Dataset records:
+ + + + + + +
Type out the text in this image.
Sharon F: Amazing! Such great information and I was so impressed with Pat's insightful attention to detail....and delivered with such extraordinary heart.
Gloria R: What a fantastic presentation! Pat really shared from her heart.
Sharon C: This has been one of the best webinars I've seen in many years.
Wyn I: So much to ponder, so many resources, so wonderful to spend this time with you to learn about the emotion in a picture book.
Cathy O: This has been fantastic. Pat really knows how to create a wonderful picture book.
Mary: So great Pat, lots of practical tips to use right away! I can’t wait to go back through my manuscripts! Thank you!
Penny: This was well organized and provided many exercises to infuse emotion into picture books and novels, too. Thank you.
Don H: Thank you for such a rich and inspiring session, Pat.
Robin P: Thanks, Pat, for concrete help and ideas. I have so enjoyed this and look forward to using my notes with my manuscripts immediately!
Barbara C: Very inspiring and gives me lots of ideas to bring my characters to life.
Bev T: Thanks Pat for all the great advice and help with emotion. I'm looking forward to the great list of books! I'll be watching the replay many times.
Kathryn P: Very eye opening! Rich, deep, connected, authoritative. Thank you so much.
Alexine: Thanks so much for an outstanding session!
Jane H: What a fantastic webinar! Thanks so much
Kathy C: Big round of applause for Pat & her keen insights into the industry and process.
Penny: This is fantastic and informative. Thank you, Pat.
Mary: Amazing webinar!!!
+ + + + + + +
Short problem: Copy the entries above exactly, leaving none out.

Correct output:
Type out the text in this image.
Sharon F: Amazing! Such great information and I was so impressed with Pat's insightful attention to detail....and delivered with such extraordinary heart.
Gloria R: What a fantastic presentation! Pat really shared from her heart.
Sharon C: This has been one of the best webinars I've seen in many years.
Wyn I: So much to ponder, so many resources, so wonderful to spend this time with you to learn about the emotion in a picture book.
Cathy O: This has been fantastic. Pat really knows how to create a wonderful picture book.
Mary: So great Pat, lots of practical tips to use right away! I can’t wait to go back through my manuscripts! Thank you!
Penny: This was well organized and provided many exercises to infuse emotion into picture books and novels, too. Thank you.
Don H: Thank you for such a rich and inspiring session, Pat.
Robin P: Thanks, Pat, for concrete help and ideas. I have so enjoyed this and look forward to using my notes with my manuscripts immediately!
Barbara C: Very inspiring and gives me lots of ideas to bring my characters to life.
Bev T: Thanks Pat for all the great advice and help with emotion. I'm looking forward to the great list of books! I'll be watching the replay many times.
Kathryn P: Very eye opening! Rich, deep, connected, authoritative. Thank you so much.
Alexine: Thanks so much for an outstanding session!
Jane H: What a fantastic webinar! Thanks so much
Kathy C: Big round of applause for Pat & her keen insights into the industry and process.
Penny: This is fantastic and informative. Thank you, Pat.
Mary: Amazing webinar!!!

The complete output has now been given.